— Source data —
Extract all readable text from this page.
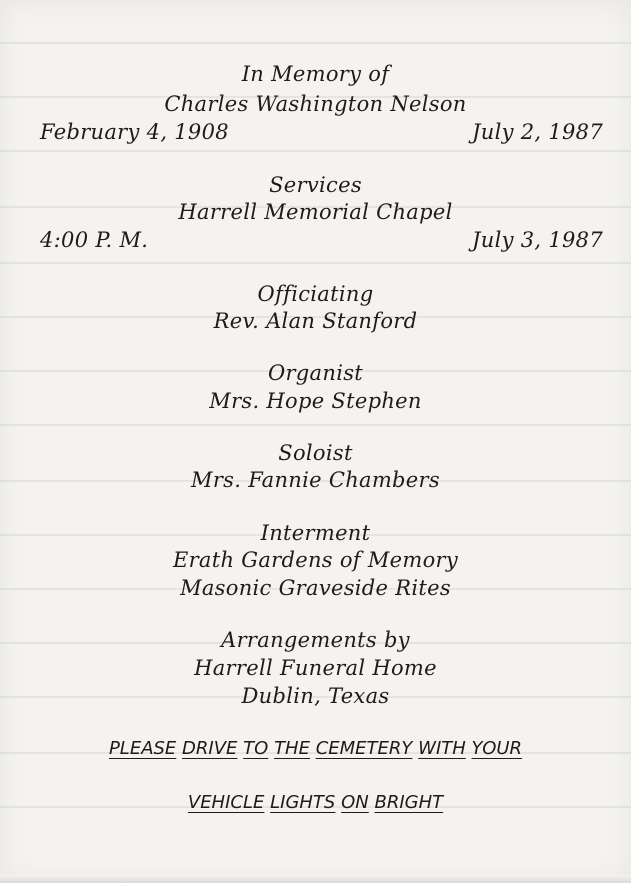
In Memory of
Charles Washington Nelson
February 4, 1908	July 2, 1987
Services
Harrell Memorial Chapel
4:00 P. M.	July 3, 1987
Officiating
Rev. Alan Stanford
Organist
Mrs. Hope Stephen
Soloist
Mrs. Fannie Chambers
Interment
Erath Gardens of Memory
Masonic Graveside Rites
Arrangements by
Harrell Funeral Home
Dublin, Texas
PLEASE DRIVE TO THE CEMETERY WITH YOUR
VEHICLE LIGHTS ON BRIGHT
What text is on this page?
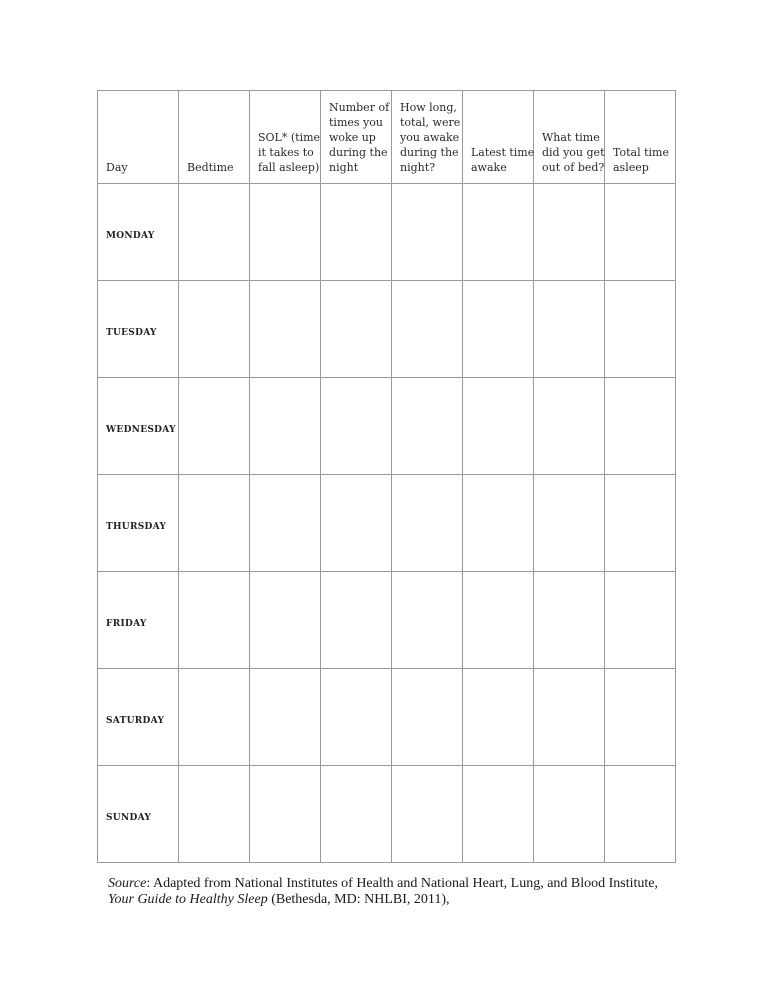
Day	Bedtime	SOL* (time
it takes to
fall asleep)	Number of
times you
woke up
during the
night	How long,
total, were
you awake
during the
night?	Latest time
awake	What time
did you get
out of bed?	Total time
asleep

MONDAY							
TUESDAY							
WEDNESDAY							
THURSDAY							
FRIDAY							
SATURDAY							
SUNDAY							
Source: Adapted from National Institutes of Health and National Heart, Lung, and Blood Institute,
Your Guide to Healthy Sleep (Bethesda, MD: NHLBI, 2011),
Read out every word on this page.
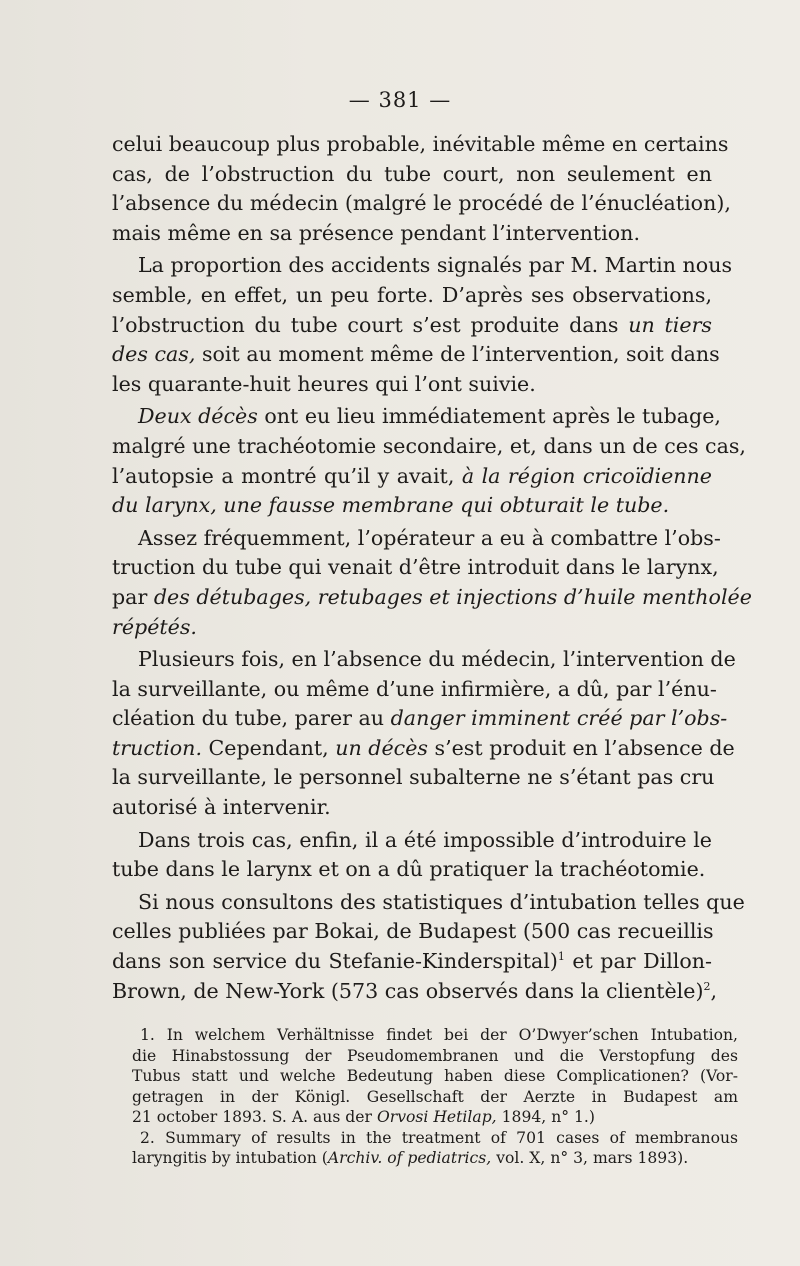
— 381 —
celui beaucoup plus probable, inévitable même en certains
cas, de l’obstruction du tube court, non seulement en
l’absence du médecin (malgré le procédé de l’énucléation),
mais même en sa présence pendant l’intervention.
La proportion des accidents signalés par M. Martin nous
semble, en effet, un peu forte. D’après ses observations,
l’obstruction du tube court s’est produite dans un tiers
des cas, soit au moment même de l’intervention, soit dans
les quarante-huit heures qui l’ont suivie.
Deux décès ont eu lieu immédiatement après le tubage,
malgré une trachéotomie secondaire, et, dans un de ces cas,
l’autopsie a montré qu’il y avait, à la région cricoïdienne
du larynx, une fausse membrane qui obturait le tube.
Assez fréquemment, l’opérateur a eu à combattre l’obs-
truction du tube qui venait d’être introduit dans le larynx,
par des détubages, retubages et injections d’huile mentholée
répétés.
Plusieurs fois, en l’absence du médecin, l’intervention de
la surveillante, ou même d’une infirmière, a dû, par l’énu-
cléation du tube, parer au danger imminent créé par l’obs-
truction. Cependant, un décès s’est produit en l’absence de
la surveillante, le personnel subalterne ne s’étant pas cru
autorisé à intervenir.
Dans trois cas, enfin, il a été impossible d’introduire le
tube dans le larynx et on a dû pratiquer la trachéotomie.
Si nous consultons des statistiques d’intubation telles que
celles publiées par Bokai, de Budapest (500 cas recueillis
dans son service du Stefanie-Kinderspital)$^1$ et par Dillon-
Brown, de New-York (573 cas observés dans la clientèle)$^2$,
1. In welchem Verhältnisse findet bei der O’Dwyer’schen Intubation,
die Hinabstossung der Pseudomembranen und die Verstopfung des
Tubus statt und welche Bedeutung haben diese Complicationen? (Vor-
getragen in der Königl. Gesellschaft der Aerzte in Budapest am
21 october 1893. S. A. aus der Orvosi Hetilap, 1894, n° 1.)
2. Summary of results in the treatment of 701 cases of membranous
laryngitis by intubation (Archiv. of pediatrics, vol. X, n° 3, mars 1893).
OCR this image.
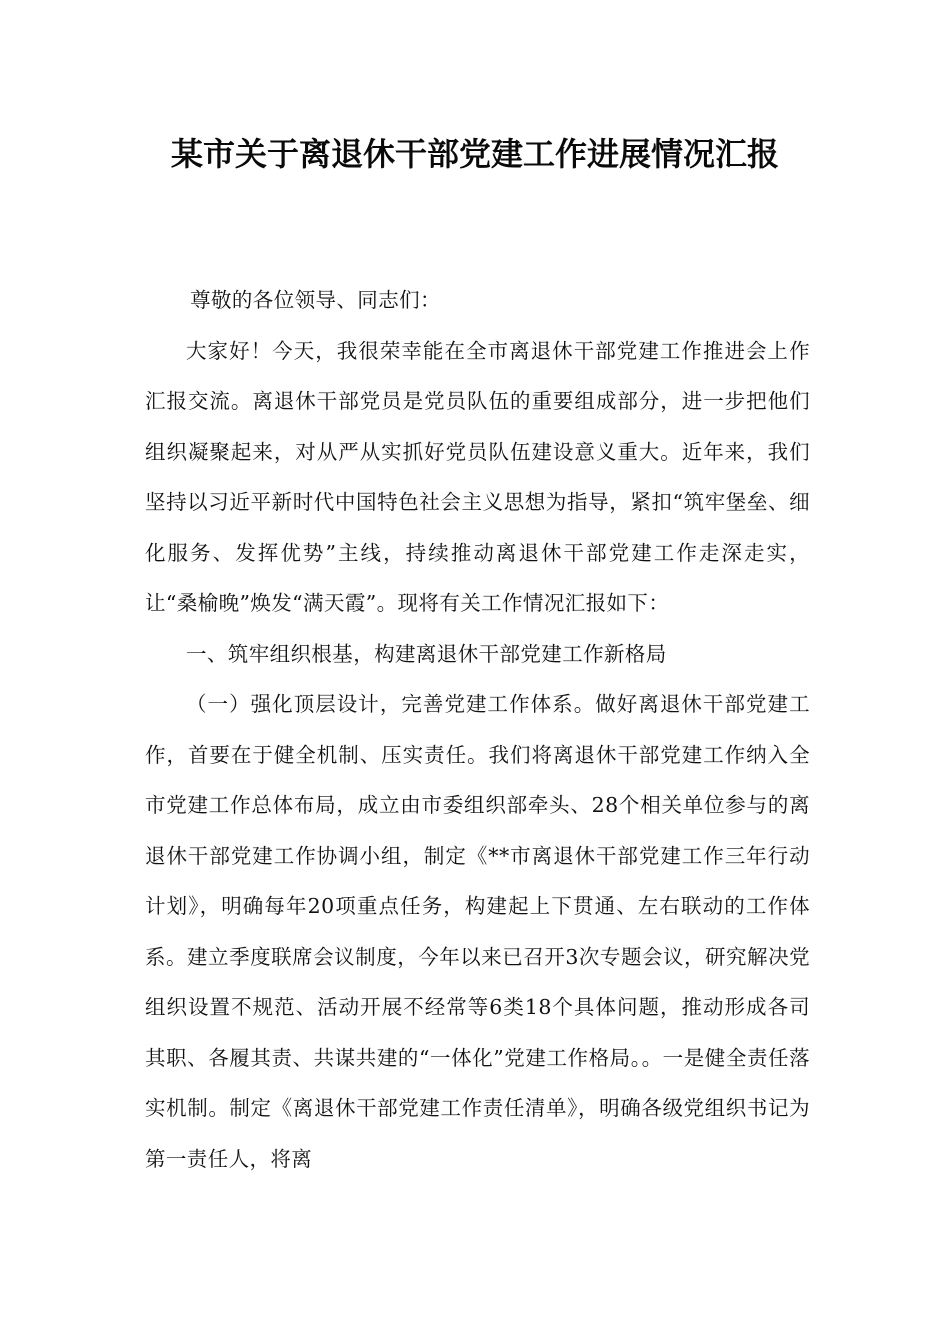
某市关于离退休干部党建工作进展情况汇报

尊敬的各位领导、同志们：

大家好！今天，我很荣幸能在全市离退休干部党建工作推进会上作汇报交流。离退休干部党员是党员队伍的重要组成部分，进一步把他们组织凝聚起来，对从严从实抓好党员队伍建设意义重大。近年来，我们坚持以习近平新时代中国特色社会主义思想为指导，紧扣“筑牢堡垒、细化服务、发挥优势”主线，持续推动离退休干部党建工作走深走实，让“桑榆晚”焕发“满天霞”。现将有关工作情况汇报如下：

一、筑牢组织根基，构建离退休干部党建工作新格局

（一）强化顶层设计，完善党建工作体系。做好离退休干部党建工作，首要在于健全机制、压实责任。我们将离退休干部党建工作纳入全市党建工作总体布局，成立由市委组织部牵头、28个相关单位参与的离退休干部党建工作协调小组，制定《**市离退休干部党建工作三年行动计划》，明确每年20项重点任务，构建起上下贯通、左右联动的工作体系。建立季度联席会议制度，今年以来已召开3次专题会议，研究解决党组织设置不规范、活动开展不经常等6类18个具体问题，推动形成各司其职、各履其责、共谋共建的“一体化”党建工作格局。。一是健全责任落实机制。制定《离退休干部党建工作责任清单》，明确各级党组织书记为第一责任人，将离
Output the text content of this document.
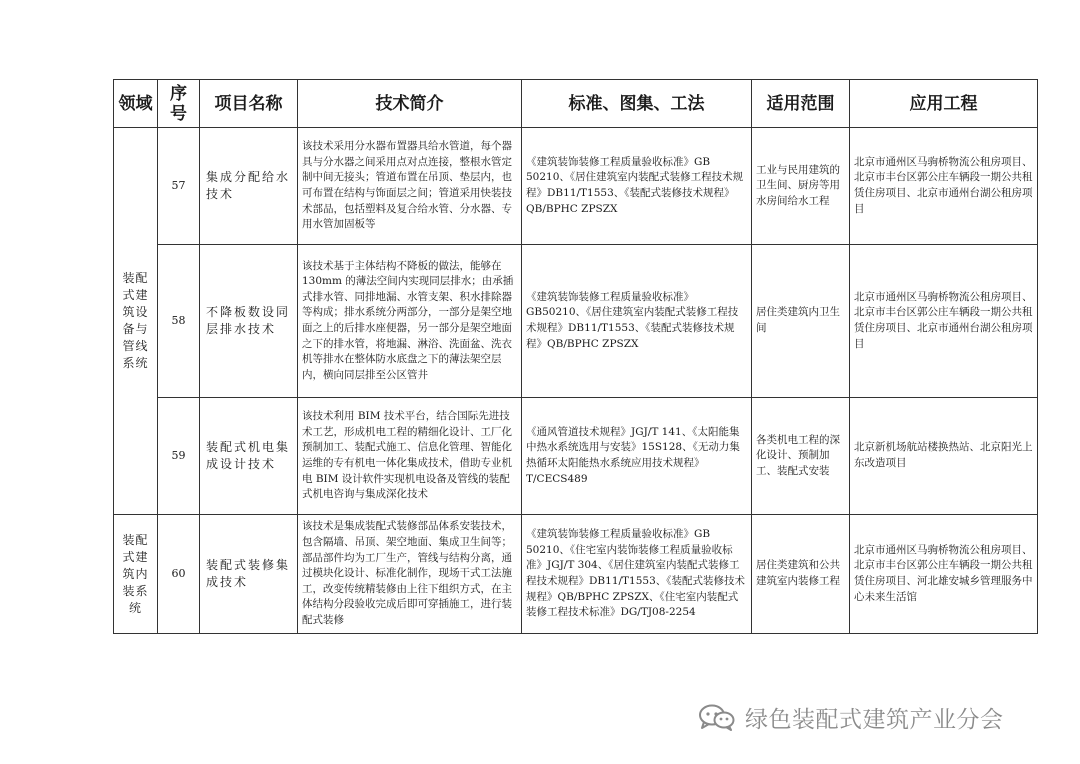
领域	序号	项目名称	技术简介	标准、图集、工法	适用范围	应用工程
装配式建筑设备与管线系统	57	集成分配给水技术	该技术采用分水器布置器具给水管道，每个器具与分水器之间采用点对点连接，整根水管定制中间无接头；管道布置在吊顶、垫层内，也可布置在结构与饰面层之间；管道采用快装技术部品，包括塑料及复合给水管、分水器、专用水管加固板等	《建筑装饰装修工程质量验收标准》GB 50210、《居住建筑室内装配式装修工程技术规程》DB11/T1553、《装配式装修技术规程》QB/BPHC ZPSZX	工业与民用建筑的卫生间、厨房等用水房间给水工程	北京市通州区马驹桥物流公租房项目、北京市丰台区郭公庄车辆段一期公共租赁住房项目、北京市通州台湖公租房项目
	58	不降板数设同层排水技术	该技术基于主体结构不降板的做法，能够在 130mm 的薄法空间内实现同层排水；由承插式排水管、同排地漏、水管支架、积水排除器等构成；排水系统分两部分，一部分是架空地面之上的后排水座便器，另一部分是架空地面之下的排水管，将地漏、淋浴、洗面盆、洗衣机等排水在整体防水底盘之下的薄法架空层内，横向同层排至公区管井	《建筑装饰装修工程质量验收标准》GB50210、《居住建筑室内装配式装修工程技术规程》DB11/T1553、《装配式装修技术规程》QB/BPHC ZPSZX	居住类建筑内卫生间	北京市通州区马驹桥物流公租房项目、北京市丰台区郭公庄车辆段一期公共租赁住房项目、北京市通州台湖公租房项目
	59	装配式机电集成设计技术	该技术利用 BIM 技术平台，结合国际先进技术工艺，形成机电工程的精细化设计、工厂化预制加工、装配式施工、信息化管理、智能化运维的专有机电一体化集成技术，借助专业机电 BIM 设计软件实现机电设备及管线的装配式机电咨询与集成深化技术	《通风管道技术规程》JGJ/T 141、《太阳能集中热水系统选用与安装》15S128、《无动力集热循环太阳能热水系统应用技术规程》T/CECS489	各类机电工程的深化设计、预制加工、装配式安装	北京新机场航站楼换热站、北京阳光上东改造项目
装配式建筑内装系统	60	装配式装修集成技术	该技术是集成装配式装修部品体系安装技术，包含隔墙、吊顶、架空地面、集成卫生间等；部品部件均为工厂生产，管线与结构分离，通过模块化设计、标准化制作，现场干式工法施工，改变传统精装修由上往下组织方式，在主体结构分段验收完成后即可穿插施工，进行装配式装修	《建筑装饰装修工程质量验收标准》GB 50210、《住宅室内装饰装修工程质量验收标准》JGJ/T 304、《居住建筑室内装配式装修工程技术规程》DB11/T1553、《装配式装修技术规程》QB/BPHC ZPSZX、《住宅室内装配式装修工程技术标准》DG/TJ08-2254	居住类建筑和公共建筑室内装修工程	北京市通州区马驹桥物流公租房项目、北京市丰台区郭公庄车辆段一期公共租赁住房项目、河北雄安城乡管理服务中心未来生活馆
绿色装配式建筑产业分会
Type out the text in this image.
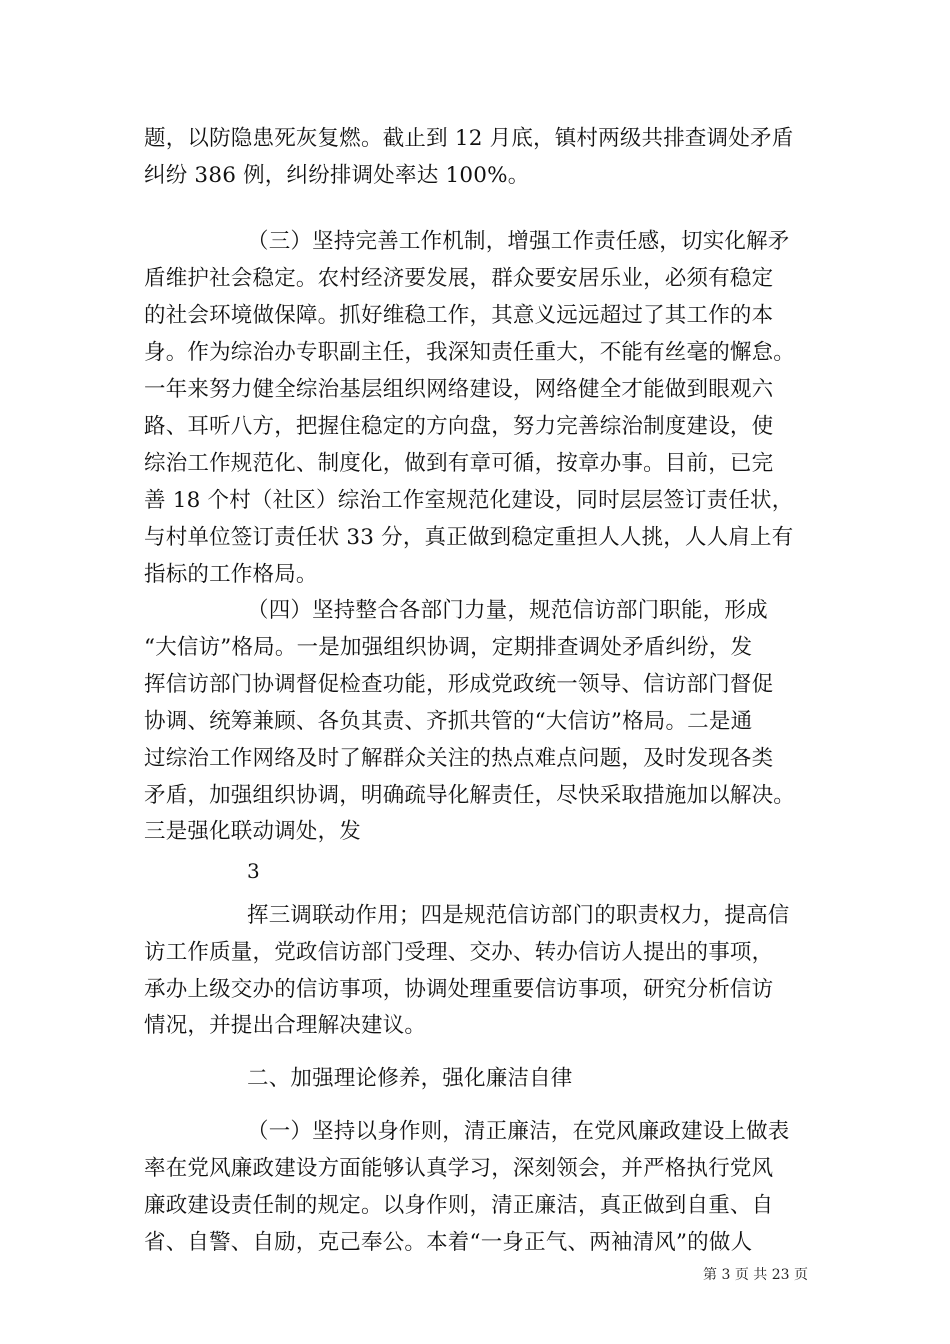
题，以防隐患死灰复燃。截止到 12 月底，镇村两级共排查调处矛盾
纠纷 386 例，纠纷排调处率达 100%。
（三）坚持完善工作机制，增强工作责任感，切实化解矛
盾维护社会稳定。农村经济要发展，群众要安居乐业，必须有稳定
的社会环境做保障。抓好维稳工作，其意义远远超过了其工作的本
身。作为综治办专职副主任，我深知责任重大，不能有丝毫的懈怠。
一年来努力健全综治基层组织网络建设，网络健全才能做到眼观六
路、耳听八方，把握住稳定的方向盘，努力完善综治制度建设，使
综治工作规范化、制度化，做到有章可循，按章办事。目前，已完
善 18 个村（社区）综治工作室规范化建设，同时层层签订责任状，
与村单位签订责任状 33 分，真正做到稳定重担人人挑，人人肩上有
指标的工作格局。
（四）坚持整合各部门力量，规范信访部门职能，形成
“大信访”格局。一是加强组织协调，定期排查调处矛盾纠纷，发
挥信访部门协调督促检查功能，形成党政统一领导、信访部门督促
协调、统筹兼顾、各负其责、齐抓共管的“大信访”格局。二是通
过综治工作网络及时了解群众关注的热点难点问题，及时发现各类
矛盾，加强组织协调，明确疏导化解责任，尽快采取措施加以解决。
三是强化联动调处，发
3
挥三调联动作用；四是规范信访部门的职责权力，提高信
访工作质量，党政信访部门受理、交办、转办信访人提出的事项，
承办上级交办的信访事项，协调处理重要信访事项，研究分析信访
情况，并提出合理解决建议。
二、加强理论修养，强化廉洁自律
（一）坚持以身作则，清正廉洁，在党风廉政建设上做表
率在党风廉政建设方面能够认真学习，深刻领会，并严格执行党风
廉政建设责任制的规定。以身作则，清正廉洁，真正做到自重、自
省、自警、自励，克己奉公。本着“一身正气、两袖清风”的做人
第 3 页 共 23 页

— What is expected —
Sift the material for lines with the string "malgré". Copy each one found.

— Complete output —
l’absence du médecin (malgré le procédé de l’énucléation),
malgré une trachéotomie secondaire, et, dans un de ces cas,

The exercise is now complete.